● Instruction: Set the pictures aside and set down only the lines from the line holding "Type out the text in this image." through the end of the entries below, ends included.

● Dataset:
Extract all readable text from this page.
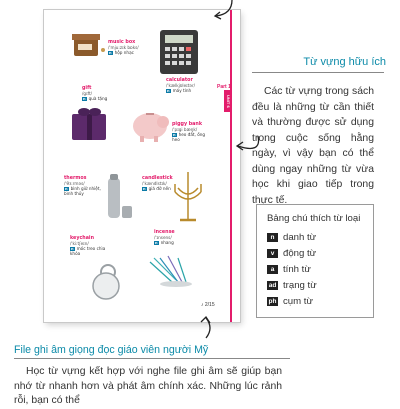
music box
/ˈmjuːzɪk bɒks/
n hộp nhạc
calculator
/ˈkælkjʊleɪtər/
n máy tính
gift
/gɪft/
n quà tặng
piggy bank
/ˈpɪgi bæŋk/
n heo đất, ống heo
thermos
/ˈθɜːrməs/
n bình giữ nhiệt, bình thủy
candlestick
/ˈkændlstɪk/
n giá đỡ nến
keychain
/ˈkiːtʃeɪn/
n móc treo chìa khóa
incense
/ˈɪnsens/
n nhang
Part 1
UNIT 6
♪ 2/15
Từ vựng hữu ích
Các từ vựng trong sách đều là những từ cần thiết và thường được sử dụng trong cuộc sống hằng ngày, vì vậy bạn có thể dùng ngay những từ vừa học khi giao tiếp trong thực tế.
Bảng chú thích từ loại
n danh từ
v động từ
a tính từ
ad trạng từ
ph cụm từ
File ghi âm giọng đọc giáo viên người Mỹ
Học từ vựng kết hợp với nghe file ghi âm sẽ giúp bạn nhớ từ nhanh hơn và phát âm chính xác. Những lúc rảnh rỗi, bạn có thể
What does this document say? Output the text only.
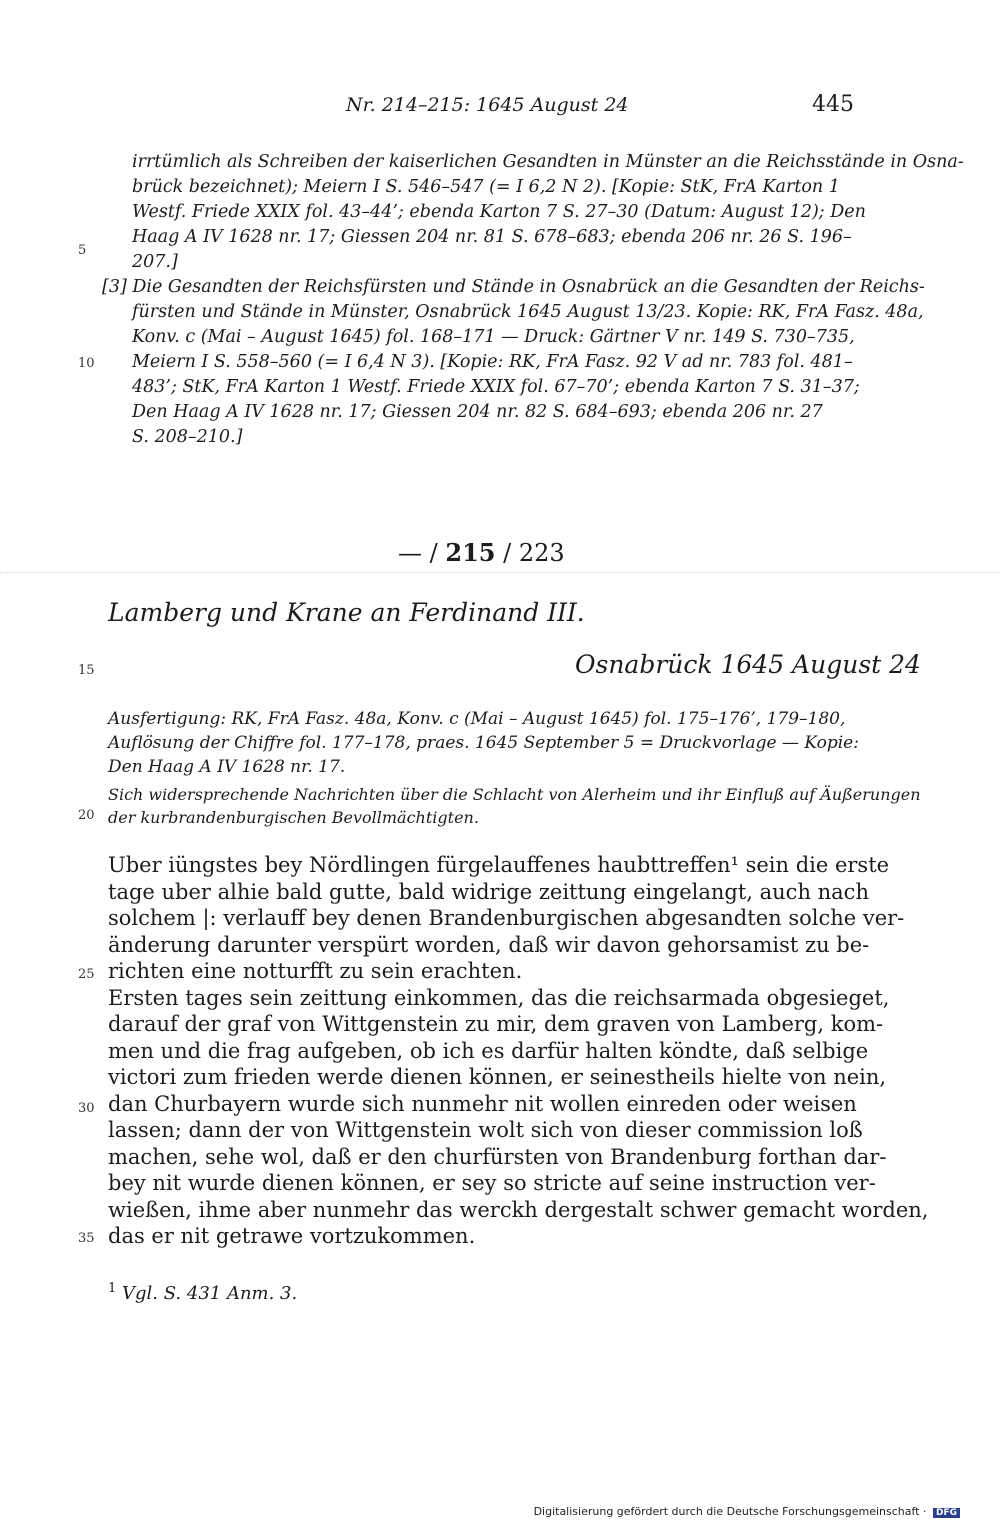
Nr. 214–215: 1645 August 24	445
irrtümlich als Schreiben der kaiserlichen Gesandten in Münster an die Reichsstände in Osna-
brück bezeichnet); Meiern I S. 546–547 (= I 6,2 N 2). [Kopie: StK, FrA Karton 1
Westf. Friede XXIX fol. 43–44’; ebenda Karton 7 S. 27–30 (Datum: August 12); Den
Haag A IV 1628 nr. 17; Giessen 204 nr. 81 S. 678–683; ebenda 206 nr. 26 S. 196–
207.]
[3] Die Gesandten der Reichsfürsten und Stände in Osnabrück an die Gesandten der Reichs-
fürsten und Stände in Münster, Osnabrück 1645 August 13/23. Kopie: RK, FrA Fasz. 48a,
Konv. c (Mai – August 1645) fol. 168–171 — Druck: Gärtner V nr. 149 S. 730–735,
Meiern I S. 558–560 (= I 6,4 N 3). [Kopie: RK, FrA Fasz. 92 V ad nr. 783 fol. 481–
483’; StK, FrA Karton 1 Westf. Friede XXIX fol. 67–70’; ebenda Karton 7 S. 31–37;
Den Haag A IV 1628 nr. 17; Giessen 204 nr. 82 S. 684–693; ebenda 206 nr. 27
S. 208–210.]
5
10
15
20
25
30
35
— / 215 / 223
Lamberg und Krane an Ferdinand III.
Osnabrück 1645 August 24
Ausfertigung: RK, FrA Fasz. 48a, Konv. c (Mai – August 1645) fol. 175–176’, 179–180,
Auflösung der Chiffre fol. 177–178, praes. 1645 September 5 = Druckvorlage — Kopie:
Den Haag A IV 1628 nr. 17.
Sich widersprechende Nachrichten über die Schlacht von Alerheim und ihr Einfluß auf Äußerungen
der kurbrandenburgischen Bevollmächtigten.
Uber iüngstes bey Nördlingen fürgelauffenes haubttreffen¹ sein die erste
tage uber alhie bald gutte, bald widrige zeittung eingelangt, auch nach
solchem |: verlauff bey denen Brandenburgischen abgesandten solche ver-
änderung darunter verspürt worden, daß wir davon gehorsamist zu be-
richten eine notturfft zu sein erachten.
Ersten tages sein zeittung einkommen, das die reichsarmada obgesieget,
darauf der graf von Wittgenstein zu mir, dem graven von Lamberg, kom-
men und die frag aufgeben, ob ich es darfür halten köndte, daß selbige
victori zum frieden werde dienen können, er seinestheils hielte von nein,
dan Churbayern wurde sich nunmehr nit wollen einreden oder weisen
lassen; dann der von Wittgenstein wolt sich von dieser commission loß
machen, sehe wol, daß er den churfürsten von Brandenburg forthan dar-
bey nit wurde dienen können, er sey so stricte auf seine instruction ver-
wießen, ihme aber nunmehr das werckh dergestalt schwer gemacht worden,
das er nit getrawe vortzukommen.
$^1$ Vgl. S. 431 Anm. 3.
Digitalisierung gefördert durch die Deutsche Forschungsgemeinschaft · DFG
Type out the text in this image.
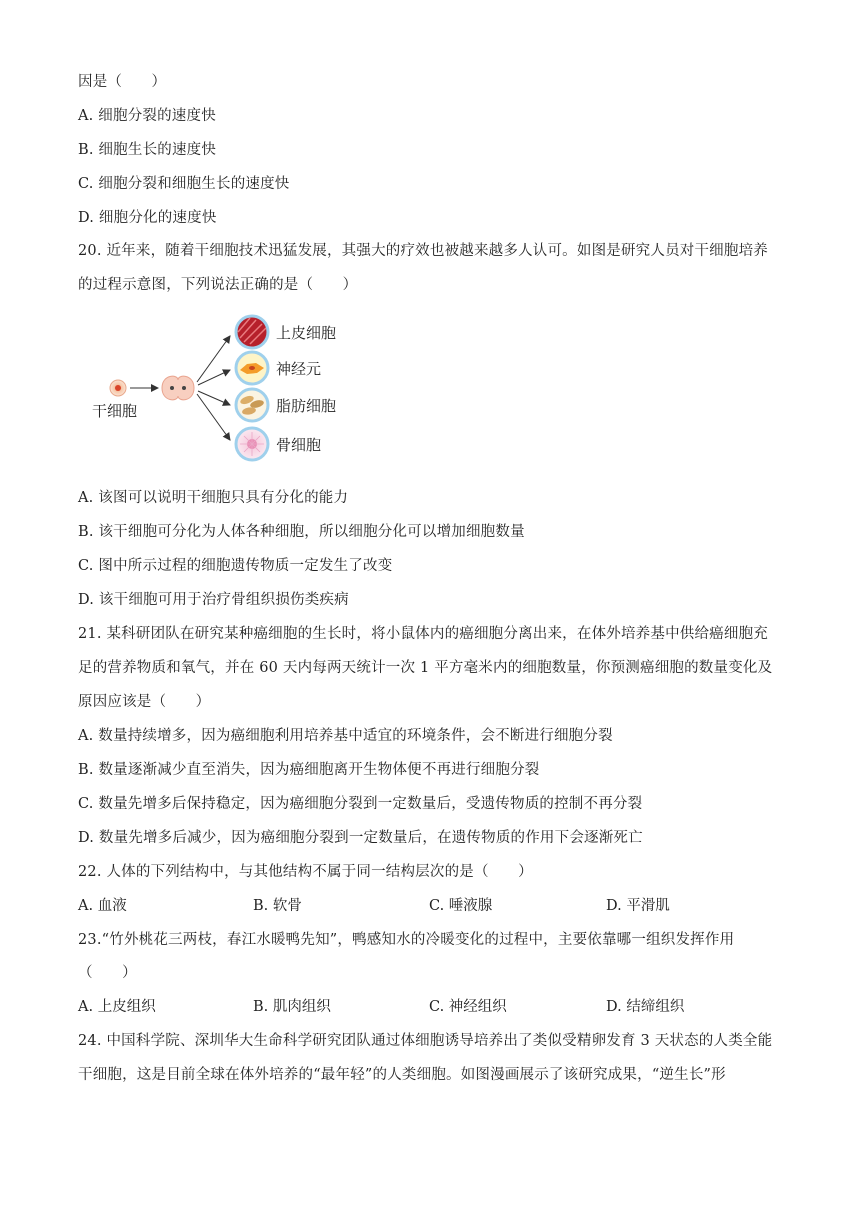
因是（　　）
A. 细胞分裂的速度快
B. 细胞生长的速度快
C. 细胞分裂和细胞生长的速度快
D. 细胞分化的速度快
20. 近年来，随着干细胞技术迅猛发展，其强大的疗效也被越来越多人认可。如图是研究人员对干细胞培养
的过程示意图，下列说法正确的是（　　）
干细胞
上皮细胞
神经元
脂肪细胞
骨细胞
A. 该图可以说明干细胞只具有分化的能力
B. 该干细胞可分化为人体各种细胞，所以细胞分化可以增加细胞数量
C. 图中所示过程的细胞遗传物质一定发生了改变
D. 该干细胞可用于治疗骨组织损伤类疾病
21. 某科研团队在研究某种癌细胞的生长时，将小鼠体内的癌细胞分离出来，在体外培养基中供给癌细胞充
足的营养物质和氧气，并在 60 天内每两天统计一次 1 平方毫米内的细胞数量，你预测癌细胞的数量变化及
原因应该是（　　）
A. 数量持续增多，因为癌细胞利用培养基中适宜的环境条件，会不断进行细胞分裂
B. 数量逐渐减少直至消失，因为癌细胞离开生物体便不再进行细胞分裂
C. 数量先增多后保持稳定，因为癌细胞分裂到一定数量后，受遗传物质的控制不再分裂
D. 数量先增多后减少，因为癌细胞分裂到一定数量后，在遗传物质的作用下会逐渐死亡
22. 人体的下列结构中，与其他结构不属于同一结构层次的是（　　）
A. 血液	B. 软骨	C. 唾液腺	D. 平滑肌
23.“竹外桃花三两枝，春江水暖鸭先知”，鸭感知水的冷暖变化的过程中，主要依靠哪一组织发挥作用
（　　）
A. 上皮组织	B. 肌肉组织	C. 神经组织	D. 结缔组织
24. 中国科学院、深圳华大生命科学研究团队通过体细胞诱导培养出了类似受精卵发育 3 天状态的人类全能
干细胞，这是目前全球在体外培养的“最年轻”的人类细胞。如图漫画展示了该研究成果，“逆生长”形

● Answer to this problem:
Type out the text in this image.
因是（　　）
A. 细胞分裂的速度快
B. 细胞生长的速度快
C. 细胞分裂和细胞生长的速度快
D. 细胞分化的速度快
20. 近年来，随着干细胞技术迅猛发展，其强大的疗效也被越来越多人认可。如图是研究人员对干细胞培养
的过程示意图，下列说法正确的是（　　）
干细胞
上皮细胞
神经元
脂肪细胞
骨细胞
A. 该图可以说明干细胞只具有分化的能力
B. 该干细胞可分化为人体各种细胞，所以细胞分化可以增加细胞数量
C. 图中所示过程的细胞遗传物质一定发生了改变
D. 该干细胞可用于治疗骨组织损伤类疾病
21. 某科研团队在研究某种癌细胞的生长时，将小鼠体内的癌细胞分离出来，在体外培养基中供给癌细胞充
足的营养物质和氧气，并在 60 天内每两天统计一次 1 平方毫米内的细胞数量，你预测癌细胞的数量变化及
原因应该是（　　）
A. 数量持续增多，因为癌细胞利用培养基中适宜的环境条件，会不断进行细胞分裂
B. 数量逐渐减少直至消失，因为癌细胞离开生物体便不再进行细胞分裂
C. 数量先增多后保持稳定，因为癌细胞分裂到一定数量后，受遗传物质的控制不再分裂
D. 数量先增多后减少，因为癌细胞分裂到一定数量后，在遗传物质的作用下会逐渐死亡
22. 人体的下列结构中，与其他结构不属于同一结构层次的是（　　）
A. 血液	B. 软骨	C. 唾液腺	D. 平滑肌
23.“竹外桃花三两枝，春江水暖鸭先知”，鸭感知水的冷暖变化的过程中，主要依靠哪一组织发挥作用
（　　）
A. 上皮组织	B. 肌肉组织	C. 神经组织	D. 结缔组织
24. 中国科学院、深圳华大生命科学研究团队通过体细胞诱导培养出了类似受精卵发育 3 天状态的人类全能
干细胞，这是目前全球在体外培养的“最年轻”的人类细胞。如图漫画展示了该研究成果，“逆生长”形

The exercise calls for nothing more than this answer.